# REQUEST
Set each entry down verbatim, omitting images.

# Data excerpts
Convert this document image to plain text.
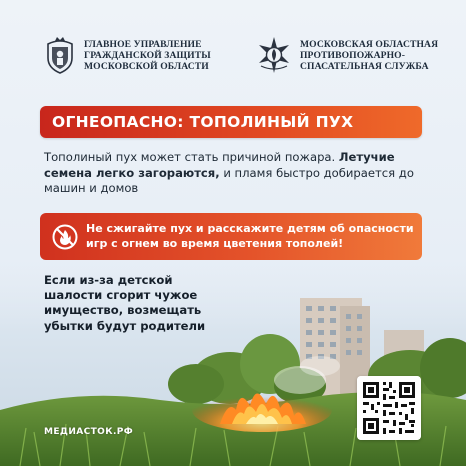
ГЛАВНОЕ УПРАВЛЕНИЕ
ГРАЖДАНСКОЙ ЗАЩИТЫ
МОСКОВСКОЙ ОБЛАСТИ
МОСКОВСКАЯ ОБЛАСТНАЯ
ПРОТИВОПОЖАРНО-
СПАСАТЕЛЬНАЯ СЛУЖБА
ОГНЕОПАСНО: ТОПОЛИНЫЙ ПУХ
Тополиный пух может стать причиной пожара. Летучие семена легко загораются, и пламя быстро добирается до машин и домов
Не сжигайте пух и расскажите детям об опасности игр с огнем во время цветения тополей!
Если из-за детской шалости сгорит чужое имущество, возмещать убытки будут родители
МЕДИАСТОК.РФ
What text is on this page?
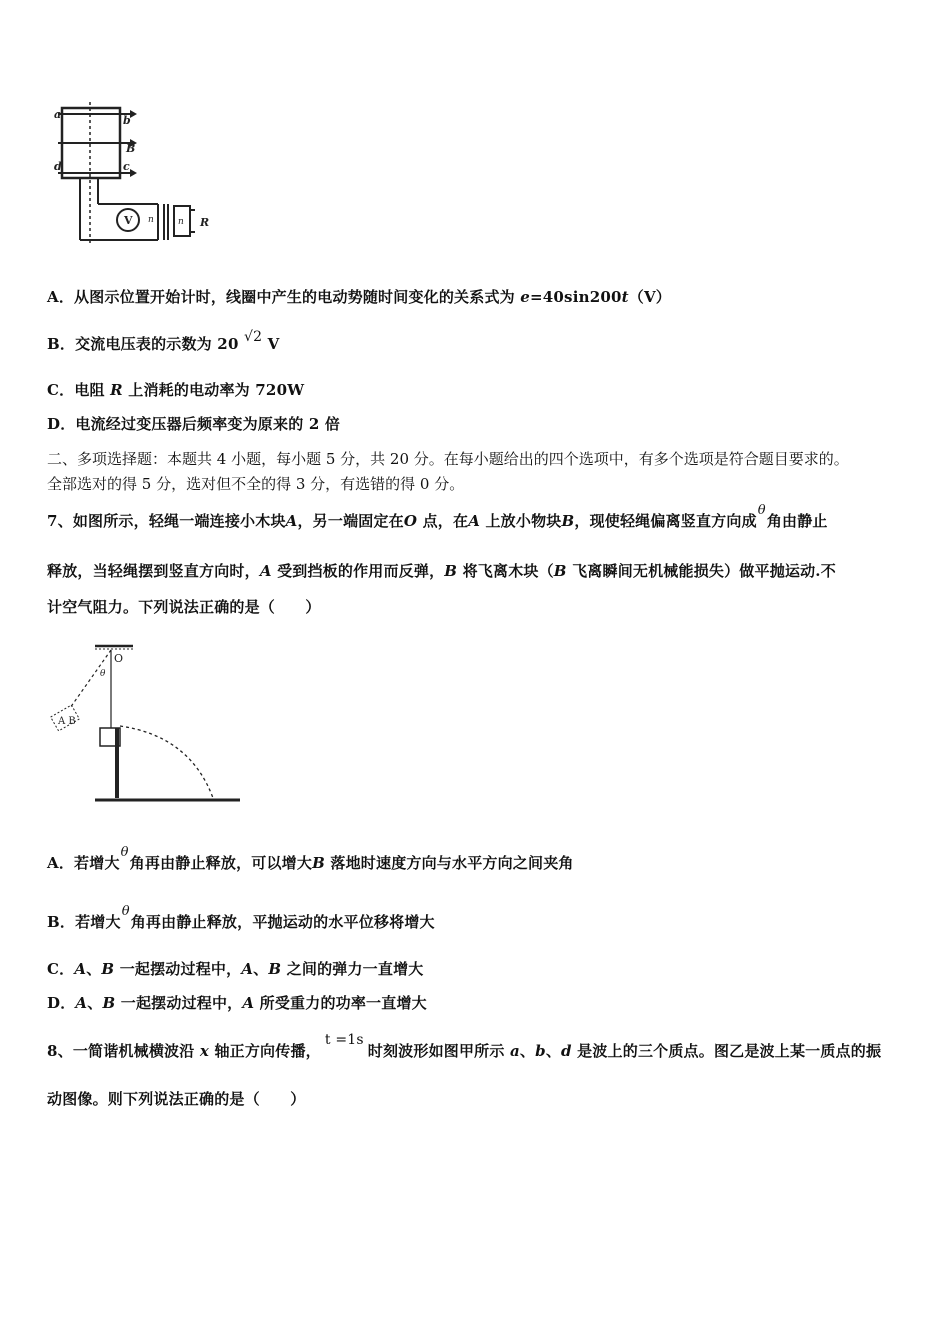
a	b
d	c
B
V n	n R
A．从图示位置开始计时，线圈中产生的电动势随时间变化的关系式为 e=40sin200t（V）
B．交流电压表的示数为 20 √2 V
C．电阻 R 上消耗的电动率为 720W
D．电流经过变压器后频率变为原来的 2 倍
二、多项选择题：本题共 4 小题，每小题 5 分，共 20 分。在每小题给出的四个选项中，有多个选项是符合题目要求的。
全部选对的得 5 分，选对但不全的得 3 分，有选错的得 0 分。
7、如图所示，轻绳一端连接小木块A，另一端固定在O 点，在A 上放小物块B，现使轻绳偏离竖直方向成θ角由静止
释放，当轻绳摆到竖直方向时，A 受到挡板的作用而反弹，B 将飞离木块（B 飞离瞬间无机械能损失）做平抛运动.不
计空气阻力。下列说法正确的是（　　）
O
θ
A B
A．若增大θ角再由静止释放，可以增大B 落地时速度方向与水平方向之间夹角
B．若增大θ角再由静止释放，平抛运动的水平位移将增大
C．A、B 一起摆动过程中，A、B 之间的弹力一直增大
D．A、B 一起摆动过程中，A 所受重力的功率一直增大
8、一简谐机械横波沿 x 轴正方向传播，t =1s时刻波形如图甲所示 a、b、d 是波上的三个质点。图乙是波上某一质点的振
动图像。则下列说法正确的是（　　）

# RESPONSE TO THIS EXERCISE
Convert this document image to plain text.
ГЛАВНОЕ УПРАВЛЕНИЕ
ГРАЖДАНСКОЙ ЗАЩИТЫ
МОСКОВСКОЙ ОБЛАСТИ
МОСКОВСКАЯ ОБЛАСТНАЯ
ПРОТИВОПОЖАРНО-
СПАСАТЕЛЬНАЯ СЛУЖБА
ОГНЕОПАСНО: ТОПОЛИНЫЙ ПУХ
Тополиный пух может стать причиной пожара. Летучие семена легко загораются, и пламя быстро добирается до машин и домов
Не сжигайте пух и расскажите детям об опасности игр с огнем во время цветения тополей!
Если из-за детской шалости сгорит чужое имущество, возмещать убытки будут родители
МЕДИАСТОК.РФ
What text is on this page?
a	b
d	c
B
V n	n R
A．从图示位置开始计时，线圈中产生的电动势随时间变化的关系式为 e=40sin200t（V）
B．交流电压表的示数为 20 √2 V
C．电阻 R 上消耗的电动率为 720W
D．电流经过变压器后频率变为原来的 2 倍
二、多项选择题：本题共 4 小题，每小题 5 分，共 20 分。在每小题给出的四个选项中，有多个选项是符合题目要求的。
全部选对的得 5 分，选对但不全的得 3 分，有选错的得 0 分。
7、如图所示，轻绳一端连接小木块A，另一端固定在O 点，在A 上放小物块B，现使轻绳偏离竖直方向成θ角由静止
释放，当轻绳摆到竖直方向时，A 受到挡板的作用而反弹，B 将飞离木块（B 飞离瞬间无机械能损失）做平抛运动.不
计空气阻力。下列说法正确的是（　　）
O
θ
A B
A．若增大θ角再由静止释放，可以增大B 落地时速度方向与水平方向之间夹角
B．若增大θ角再由静止释放，平抛运动的水平位移将增大
C．A、B 一起摆动过程中，A、B 之间的弹力一直增大
D．A、B 一起摆动过程中，A 所受重力的功率一直增大
8、一简谐机械横波沿 x 轴正方向传播，t =1s时刻波形如图甲所示 a、b、d 是波上的三个质点。图乙是波上某一质点的振
动图像。则下列说法正确的是（　　）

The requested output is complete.